**WHAT IS EXPECTED:**
Restate the records below word for word, and omit the images they hold.

Dataset excerpt
START
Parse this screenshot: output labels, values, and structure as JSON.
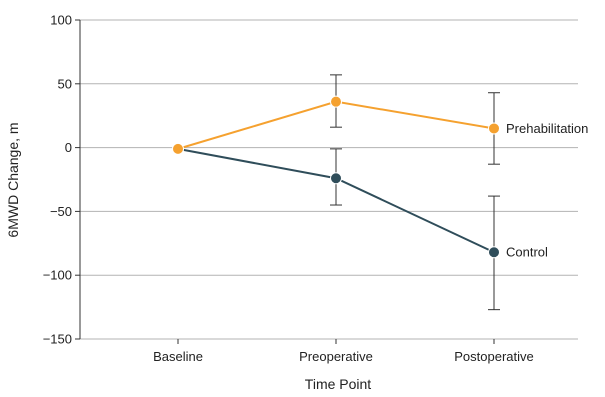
{
  "chart_data": {
    "type": "line",
    "xlabel": "Time Point",
    "ylabel": "6MWD Change, m",
    "categories": [
      "Baseline",
      "Preoperative",
      "Postoperative"
    ],
    "ylim": [
      -150,
      100
    ],
    "yticks": [
      100,
      50,
      0,
      -50,
      -100,
      -150
    ],
    "ytick_labels": [
      "100",
      "50",
      "0",
      "−50",
      "−100",
      "−150"
    ],
    "grid": "horizontal",
    "legend": "inline labels at end of each line",
    "series": [
      {
        "name": "Prehabilitation",
        "color": "#F5A12F",
        "values": [
          -1,
          36,
          15
        ],
        "error_low": [
          null,
          16,
          -13
        ],
        "error_high": [
          null,
          57,
          43
        ]
      },
      {
        "name": "Control",
        "color": "#2F4D5A",
        "values": [
          -1,
          -24,
          -82
        ],
        "error_low": [
          null,
          -45,
          -127
        ],
        "error_high": [
          null,
          -1,
          -38
        ]
      }
    ]
  }
}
END
**RESPONSE TO THIS TASK:**
Parse this screenshot: output labels, values, and structure as JSON.
{
  "chart_data": {
    "type": "line",
    "xlabel": "Time Point",
    "ylabel": "6MWD Change, m",
    "categories": [
      "Baseline",
      "Preoperative",
      "Postoperative"
    ],
    "ylim": [
      -150,
      100
    ],
    "yticks": [
      100,
      50,
      0,
      -50,
      -100,
      -150
    ],
    "ytick_labels": [
      "100",
      "50",
      "0",
      "−50",
      "−100",
      "−150"
    ],
    "grid": "horizontal",
    "legend": "inline labels at end of each line",
    "series": [
      {
        "name": "Prehabilitation",
        "color": "#F5A12F",
        "values": [
          -1,
          36,
          15
        ],
        "error_low": [
          null,
          16,
          -13
        ],
        "error_high": [
          null,
          57,
          43
        ]
      },
      {
        "name": "Control",
        "color": "#2F4D5A",
        "values": [
          -1,
          -24,
          -82
        ],
        "error_low": [
          null,
          -45,
          -127
        ],
        "error_high": [
          null,
          -1,
          -38
        ]
      }
    ]
  }
}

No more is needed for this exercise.